● ИСХОДНЫЙ ТЕКСТ:
◆ ◆ ◆ ◆ ◆

Поначалу кое-как выжил. А потом приспособился. Нашел палку, сделал метелочку и начал утром, до развода, а иногда и вечером казарму подметать. Больше старался подметать возле нар воров и «придурков» («Так грубо назвали туземцы тех, что сумел не разделить общей обречённой участи: или же ушёл с общих или не попал на них». — А.И. Солженицын, «Архипелаг ГУЛаг»). Это были заключенные грамотные, с небольшими сроками. Главное — они посылки получали. Я помню одного миллионера, дали ему 10 лет. Так ему каждый день посылки приносили: там и печенье, и консервы. На что ему баланда эта? Он ее может мне отдать запросто. Так я и приспособился.
Потом начал ходить со своей метелкой в хлеборезку, подметать там. В хлеборезке работал вор Серёжка. Он несколько раз меня дубасил, но я продолжал туда ходить; думаю, все равно он мне хоть кусок хлеба даст. В конце концов, Серёжка спросил: «Ты, я вижу, настырный и грамотный. Сможешь резать хлеб на пайки и взвешивать?» Я говорю: «Конечно, смогу!» А чего не смогу, когда есть нечего. И вот, он меня взял в хлеборезку. Хлеба разрешил есть, сколько влезет. Но резать и взвешивать надо было тщательно, без довесков. Каждый грамм на счету.
Когда я только пришел в хлеборезку, при росте 170 см весил 43 килограмма. Меня от работы отстранили как инвалида. А тут за месяц поправился на 30 килограммов! На очередной комиссии, а они каждый месяц проходили, начальник на меня посмотрел и говорит: «Не раздевайся. И так вижу, что хватит тебе бездельничать» (ну, он не так, конечно, выразился...). И отправили меня обратно на лесоповал.
Сначала поставили топором сучки рубить. Потом — раскрыжовщиком, лучковой пилой ствол на части пилить. Тяжело, но пайку заработать надо. Так и работал. Даже звеньевым назначили.
Основную массу заключенных составляли «политические» и мелкие воришки. Кто в магазин залез, кто мешок картошки где-то у соседа украл — а срока большие давали. Бывает срок — 10 лет! Спросишь, за что? А он и сам не знает… Одним словом, всех подряд собирали, чтобы было кому работать, восстанавливать разруху послевоенную. Но верховодили в лагере воры. Они и должности все занимали, и порядок устанавливали. Я начал немножко общаться с ворами. Был с ними на «ты», но все равно считался, как они говорили, «мужик».

◆ ◆ ◆ ◆ ◆

(Блок данных)
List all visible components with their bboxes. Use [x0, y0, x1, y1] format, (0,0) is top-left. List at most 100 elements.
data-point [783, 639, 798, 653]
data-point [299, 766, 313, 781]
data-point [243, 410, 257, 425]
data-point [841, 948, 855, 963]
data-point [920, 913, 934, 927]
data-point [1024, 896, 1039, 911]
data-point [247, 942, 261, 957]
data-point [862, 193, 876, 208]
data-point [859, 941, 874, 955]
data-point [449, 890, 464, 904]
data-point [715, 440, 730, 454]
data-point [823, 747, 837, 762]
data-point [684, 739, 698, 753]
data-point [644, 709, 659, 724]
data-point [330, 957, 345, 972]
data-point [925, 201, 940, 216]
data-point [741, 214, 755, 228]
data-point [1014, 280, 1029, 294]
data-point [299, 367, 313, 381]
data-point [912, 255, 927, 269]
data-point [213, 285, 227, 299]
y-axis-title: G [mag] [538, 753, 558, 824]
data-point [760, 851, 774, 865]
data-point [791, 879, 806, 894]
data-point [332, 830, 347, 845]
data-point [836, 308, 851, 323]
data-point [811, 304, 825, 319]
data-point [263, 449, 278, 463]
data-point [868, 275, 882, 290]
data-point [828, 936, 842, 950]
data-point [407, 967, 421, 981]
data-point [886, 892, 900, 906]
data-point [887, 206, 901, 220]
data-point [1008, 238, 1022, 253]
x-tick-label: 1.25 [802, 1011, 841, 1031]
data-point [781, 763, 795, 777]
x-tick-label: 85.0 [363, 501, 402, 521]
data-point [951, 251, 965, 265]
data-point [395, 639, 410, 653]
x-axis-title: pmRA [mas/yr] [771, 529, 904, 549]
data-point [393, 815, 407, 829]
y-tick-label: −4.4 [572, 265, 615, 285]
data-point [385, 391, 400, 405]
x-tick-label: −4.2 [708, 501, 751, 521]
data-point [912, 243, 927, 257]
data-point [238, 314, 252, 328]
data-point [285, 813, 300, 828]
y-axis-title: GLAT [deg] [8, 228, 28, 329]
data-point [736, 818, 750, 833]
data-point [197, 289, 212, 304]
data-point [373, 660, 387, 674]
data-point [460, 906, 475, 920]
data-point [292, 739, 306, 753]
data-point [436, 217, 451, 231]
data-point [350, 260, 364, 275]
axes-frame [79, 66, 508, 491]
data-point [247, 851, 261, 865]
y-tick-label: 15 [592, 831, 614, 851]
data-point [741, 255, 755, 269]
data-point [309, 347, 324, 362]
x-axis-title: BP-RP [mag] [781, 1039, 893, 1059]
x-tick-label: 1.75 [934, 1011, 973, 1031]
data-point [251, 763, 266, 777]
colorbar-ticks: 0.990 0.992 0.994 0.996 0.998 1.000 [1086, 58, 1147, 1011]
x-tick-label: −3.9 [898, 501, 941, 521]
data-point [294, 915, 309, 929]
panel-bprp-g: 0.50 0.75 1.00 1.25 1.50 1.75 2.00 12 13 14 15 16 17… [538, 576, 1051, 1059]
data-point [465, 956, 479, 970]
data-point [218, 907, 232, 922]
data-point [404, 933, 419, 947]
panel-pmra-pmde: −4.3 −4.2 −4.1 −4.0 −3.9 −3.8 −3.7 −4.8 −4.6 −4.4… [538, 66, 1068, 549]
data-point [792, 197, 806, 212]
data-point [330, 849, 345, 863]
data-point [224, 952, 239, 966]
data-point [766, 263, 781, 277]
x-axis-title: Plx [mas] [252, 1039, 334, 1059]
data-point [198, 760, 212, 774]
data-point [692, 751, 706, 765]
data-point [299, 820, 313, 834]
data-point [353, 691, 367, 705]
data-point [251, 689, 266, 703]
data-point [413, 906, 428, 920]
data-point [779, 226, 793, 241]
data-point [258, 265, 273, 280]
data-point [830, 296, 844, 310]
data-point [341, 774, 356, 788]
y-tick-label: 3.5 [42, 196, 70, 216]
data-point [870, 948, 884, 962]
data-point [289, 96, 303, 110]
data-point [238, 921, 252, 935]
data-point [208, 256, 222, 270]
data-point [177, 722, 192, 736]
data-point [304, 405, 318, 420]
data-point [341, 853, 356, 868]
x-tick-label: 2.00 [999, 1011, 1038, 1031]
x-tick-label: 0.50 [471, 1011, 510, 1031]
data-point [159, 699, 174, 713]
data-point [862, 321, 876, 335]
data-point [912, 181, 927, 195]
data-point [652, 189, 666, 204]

◆ ◆ ◆ ◆ ◆

● КОРОТКОЕ ЗАДАНИЕ:
Проверьте, пожалуйста, согласуются ли с исходным текстом три утверждения. На каждое ответьте «да» или «нет» и дословно приведите решающие слова текста.
1. Вор Серёжка разрешил рассказчику есть хлеба сколько угодно.
2. Комиссии в лагере проходили раз в полгода.
3. Должности в лагере занимали «политические».
Записи здесь не понадобятся.

● РЕШЕНИЕ НИЖЕ:
1. Да: «Хлеба разрешил есть, сколько влезет.»
2. Нет: «а они каждый месяц проходили».
3. Нет: «Но верховодили в лагере воры. Они и должности все занимали, и порядок устанавливали.»